:: Passage shown
Last year, I traveled with my wife to Disneyworld in Florida. We spent a week avoiding winter weather in Iowa - a vacation for ourselves this time, not tied to the grandkids. Of course we love our grandchildren, but they wouldn't have been excited to see some of the high-tech attractions three times in a row while skipping Cinderella's Castle altogether. Disney impressed us for reasons based on organization, service and engineering.

We suffered through the minor annoyance of security lines and having to remove our shoes at the Des Moines airport. Although we passed the metal detector, we were reprimanded because our maximum 3.5 ounce (100 gram) liquids were in a one-gallon plastic bag, whereas "the regulations clearly state that they must be in a one-quart plastic bag." Flying to Orlando via Atlanta, our luggage arrived in Florida on a later flight. That, however, was not a problem for Disney's highly efficient in-airport service counter. They scanned the bar code on our itinerary and we boarded an impeccably clean bus waiting to take us to the Disney properties.

As promised, our luggage was later delivered to our room without us having to make any further inquiries. The card key to the hotel room was the same that admits guests and visitors through the turnstiles into the various Disney locations. When using the card key for the first time, guests insert their index finger into a small electronic fixture which, thereafter, links the card key to just that one particular guest. The same card key tracks food and other purchases. Staff at any of the hundreds of the clean and well-run establishments and checkout counters can tell guests what portion of their pre-payment is left, or the total tab accumulated since their arrival.

Contam_Control_Seal.jpg

Cartridge Bearing Seals Photo Courtesy of Isomag

At one of the Disney eateries, we overheard a conversation between two of Disney's multitasking project-maintenance engineers. The two gentlemen seemed knowledgeable and informed in advanced electronics, hydraulics, mechanisms and critically important human interface relationships with others. It was evident that they had adapted new technologies long before their more conservative peers would reach out for the opportunity. Which gets us to the point: Don't knock Mickey Mouse. Learn from the successes of others. As an example, in industries that move fluids, look for advancements in mechanical sealing technology.
::::
:: Given data
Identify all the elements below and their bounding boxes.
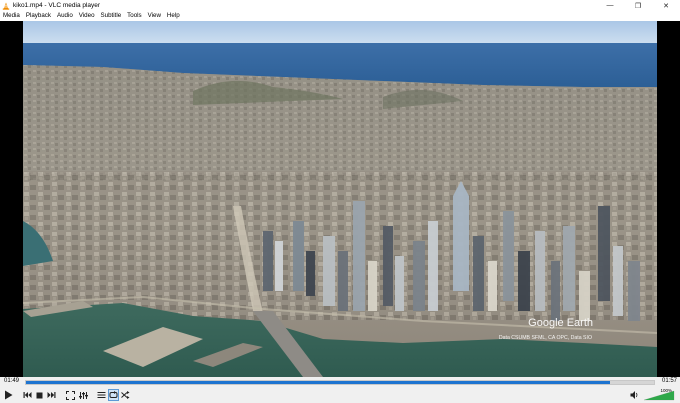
::::
According to the Disney travel account, why were the travelers reprimanded at the Des Moines airport even though they passed the metal detector?

They were reprimanded because their liquids, each at most 3.5 ounces (100 grams), were packed in a one-gallon plastic bag. The regulations state that such liquids must be in a one-quart plastic bag.